**DATA PROVIDED:**

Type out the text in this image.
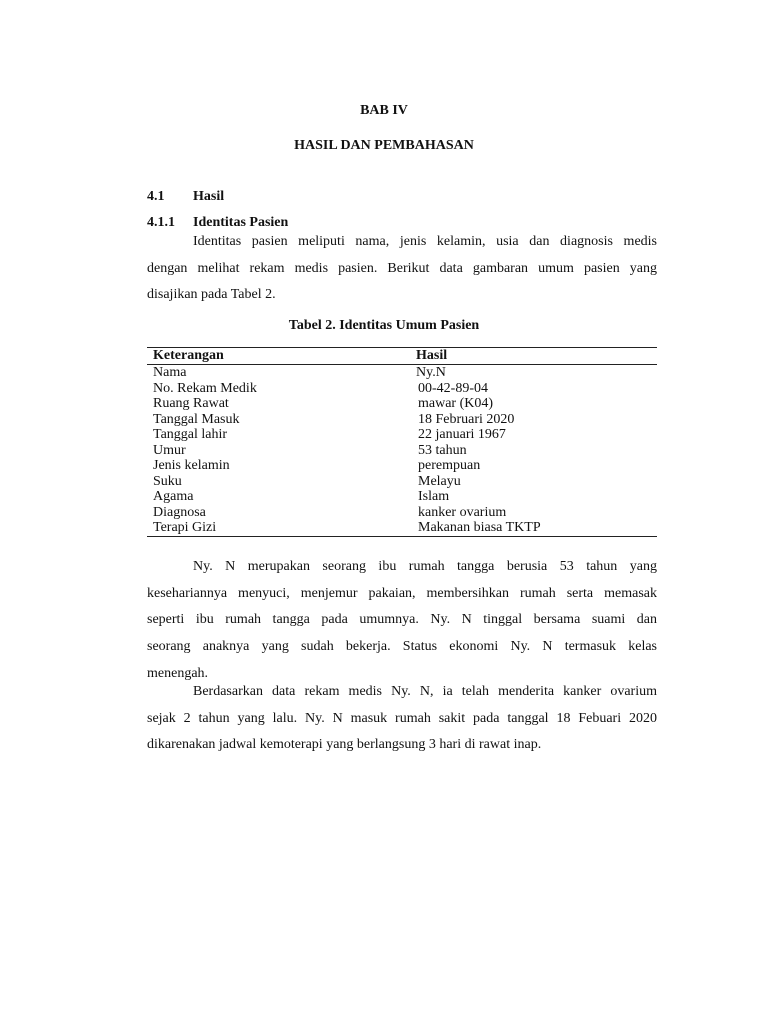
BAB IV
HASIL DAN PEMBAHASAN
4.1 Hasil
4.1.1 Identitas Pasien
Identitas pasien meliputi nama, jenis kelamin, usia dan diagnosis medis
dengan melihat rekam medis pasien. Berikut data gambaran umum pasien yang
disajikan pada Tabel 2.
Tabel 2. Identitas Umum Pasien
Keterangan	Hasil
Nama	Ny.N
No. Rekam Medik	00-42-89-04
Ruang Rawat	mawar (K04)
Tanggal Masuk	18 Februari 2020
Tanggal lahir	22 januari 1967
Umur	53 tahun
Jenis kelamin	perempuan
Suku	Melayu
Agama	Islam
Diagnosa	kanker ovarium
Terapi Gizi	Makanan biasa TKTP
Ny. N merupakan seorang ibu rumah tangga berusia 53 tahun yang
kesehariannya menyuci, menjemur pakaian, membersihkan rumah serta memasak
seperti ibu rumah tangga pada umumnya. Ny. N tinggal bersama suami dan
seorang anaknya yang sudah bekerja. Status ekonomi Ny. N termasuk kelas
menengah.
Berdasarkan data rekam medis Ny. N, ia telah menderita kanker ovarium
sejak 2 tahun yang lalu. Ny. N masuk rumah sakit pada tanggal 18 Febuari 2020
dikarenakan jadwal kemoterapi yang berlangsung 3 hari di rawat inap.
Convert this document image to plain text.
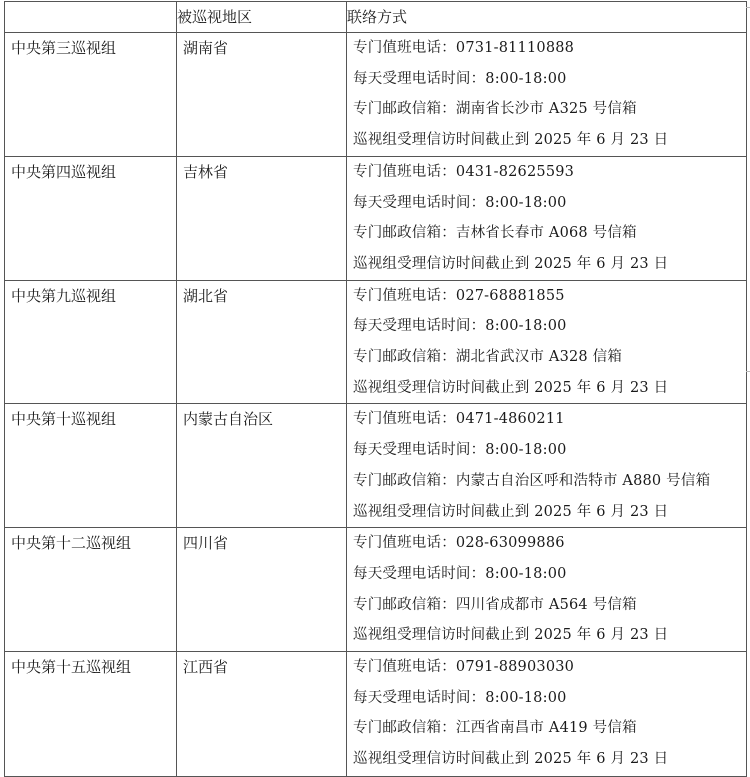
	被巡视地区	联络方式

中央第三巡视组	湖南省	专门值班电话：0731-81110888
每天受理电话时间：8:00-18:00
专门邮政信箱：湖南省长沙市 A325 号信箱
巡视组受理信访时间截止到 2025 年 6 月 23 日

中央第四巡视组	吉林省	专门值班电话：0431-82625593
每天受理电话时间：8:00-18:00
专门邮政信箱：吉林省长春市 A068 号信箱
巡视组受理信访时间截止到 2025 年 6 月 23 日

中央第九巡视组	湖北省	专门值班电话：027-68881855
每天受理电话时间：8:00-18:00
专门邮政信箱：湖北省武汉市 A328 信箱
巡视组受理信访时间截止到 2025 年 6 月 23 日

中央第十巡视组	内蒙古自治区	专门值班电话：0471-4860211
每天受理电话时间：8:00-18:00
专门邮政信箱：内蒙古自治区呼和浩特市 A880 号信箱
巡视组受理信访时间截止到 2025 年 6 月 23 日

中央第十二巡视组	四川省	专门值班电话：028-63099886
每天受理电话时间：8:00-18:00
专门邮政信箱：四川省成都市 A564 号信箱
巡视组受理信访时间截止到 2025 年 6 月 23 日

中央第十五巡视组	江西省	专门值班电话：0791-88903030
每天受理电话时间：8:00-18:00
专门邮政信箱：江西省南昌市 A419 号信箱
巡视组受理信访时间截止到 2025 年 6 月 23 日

**GOAL:** Copy out every line of the data that includes the word "kanker".

**RESULT BELOW:**
Diagnosa	kanker ovarium
Berdasarkan data rekam medis Ny. N, ia telah menderita kanker ovarium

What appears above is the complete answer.